Figure contents as structured data:
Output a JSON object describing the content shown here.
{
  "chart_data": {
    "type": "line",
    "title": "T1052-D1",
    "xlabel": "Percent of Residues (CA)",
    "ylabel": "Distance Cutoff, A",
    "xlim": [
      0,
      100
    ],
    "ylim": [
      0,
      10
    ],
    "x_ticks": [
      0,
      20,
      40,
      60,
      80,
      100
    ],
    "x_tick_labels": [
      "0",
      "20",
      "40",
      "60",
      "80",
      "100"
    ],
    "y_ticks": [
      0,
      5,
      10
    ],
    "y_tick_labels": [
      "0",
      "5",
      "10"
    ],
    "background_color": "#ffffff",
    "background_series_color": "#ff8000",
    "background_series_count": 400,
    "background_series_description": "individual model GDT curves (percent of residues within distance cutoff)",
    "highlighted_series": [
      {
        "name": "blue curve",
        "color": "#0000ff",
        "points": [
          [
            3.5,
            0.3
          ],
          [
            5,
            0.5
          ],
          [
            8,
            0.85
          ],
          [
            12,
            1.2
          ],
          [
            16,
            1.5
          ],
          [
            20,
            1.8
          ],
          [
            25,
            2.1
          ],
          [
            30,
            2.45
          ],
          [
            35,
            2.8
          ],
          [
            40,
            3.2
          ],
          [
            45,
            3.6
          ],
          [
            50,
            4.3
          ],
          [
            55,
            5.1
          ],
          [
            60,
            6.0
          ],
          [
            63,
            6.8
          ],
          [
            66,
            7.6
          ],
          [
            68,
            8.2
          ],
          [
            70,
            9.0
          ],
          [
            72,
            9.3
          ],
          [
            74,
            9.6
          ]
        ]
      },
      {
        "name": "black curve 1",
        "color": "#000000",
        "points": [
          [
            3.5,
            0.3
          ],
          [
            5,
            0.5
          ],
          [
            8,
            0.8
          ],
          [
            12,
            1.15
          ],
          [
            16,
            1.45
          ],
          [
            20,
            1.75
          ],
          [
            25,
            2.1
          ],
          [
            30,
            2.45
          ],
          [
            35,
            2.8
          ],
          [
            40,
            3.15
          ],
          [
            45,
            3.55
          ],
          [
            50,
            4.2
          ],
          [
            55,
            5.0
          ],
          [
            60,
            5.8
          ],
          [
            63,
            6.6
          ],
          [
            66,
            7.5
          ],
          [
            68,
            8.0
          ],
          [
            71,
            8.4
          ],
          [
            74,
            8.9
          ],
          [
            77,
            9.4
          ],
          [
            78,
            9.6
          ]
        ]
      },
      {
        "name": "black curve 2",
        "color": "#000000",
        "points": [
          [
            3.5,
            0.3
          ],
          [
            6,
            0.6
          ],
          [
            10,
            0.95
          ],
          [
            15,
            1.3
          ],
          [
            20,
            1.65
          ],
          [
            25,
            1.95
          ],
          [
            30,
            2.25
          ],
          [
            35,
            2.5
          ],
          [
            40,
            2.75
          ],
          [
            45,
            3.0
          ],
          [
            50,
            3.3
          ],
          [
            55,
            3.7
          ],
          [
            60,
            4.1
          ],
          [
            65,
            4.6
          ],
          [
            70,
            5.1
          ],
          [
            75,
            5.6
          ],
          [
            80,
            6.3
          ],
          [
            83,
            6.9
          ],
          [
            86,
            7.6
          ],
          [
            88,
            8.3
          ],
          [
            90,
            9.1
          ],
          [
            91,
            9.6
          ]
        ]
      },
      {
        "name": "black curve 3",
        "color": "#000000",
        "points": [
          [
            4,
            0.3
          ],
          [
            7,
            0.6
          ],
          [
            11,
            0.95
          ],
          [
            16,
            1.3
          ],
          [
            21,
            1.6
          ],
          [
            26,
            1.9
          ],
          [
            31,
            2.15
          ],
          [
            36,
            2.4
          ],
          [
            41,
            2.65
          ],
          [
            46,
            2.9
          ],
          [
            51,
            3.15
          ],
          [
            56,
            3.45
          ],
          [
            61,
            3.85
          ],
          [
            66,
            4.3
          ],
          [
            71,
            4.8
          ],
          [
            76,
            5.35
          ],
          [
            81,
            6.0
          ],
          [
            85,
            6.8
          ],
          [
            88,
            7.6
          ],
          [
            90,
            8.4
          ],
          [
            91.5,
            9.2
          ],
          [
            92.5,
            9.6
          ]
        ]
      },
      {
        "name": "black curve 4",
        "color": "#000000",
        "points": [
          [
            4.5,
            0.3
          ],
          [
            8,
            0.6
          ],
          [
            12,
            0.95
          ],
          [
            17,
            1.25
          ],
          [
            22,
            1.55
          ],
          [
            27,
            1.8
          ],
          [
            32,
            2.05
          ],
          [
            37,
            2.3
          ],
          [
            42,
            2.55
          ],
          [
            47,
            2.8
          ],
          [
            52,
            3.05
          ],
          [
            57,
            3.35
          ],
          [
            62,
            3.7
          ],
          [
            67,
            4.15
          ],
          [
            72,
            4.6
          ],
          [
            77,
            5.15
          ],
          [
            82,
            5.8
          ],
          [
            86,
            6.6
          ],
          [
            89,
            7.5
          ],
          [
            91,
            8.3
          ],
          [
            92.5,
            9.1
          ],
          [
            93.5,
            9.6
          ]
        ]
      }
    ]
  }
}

What to do: All lines that include "black" are to be gathered and copied.

Answer to this exercise:
        "name": "black curve 1",
        "name": "black curve 2",
        "name": "black curve 3",
        "name": "black curve 4",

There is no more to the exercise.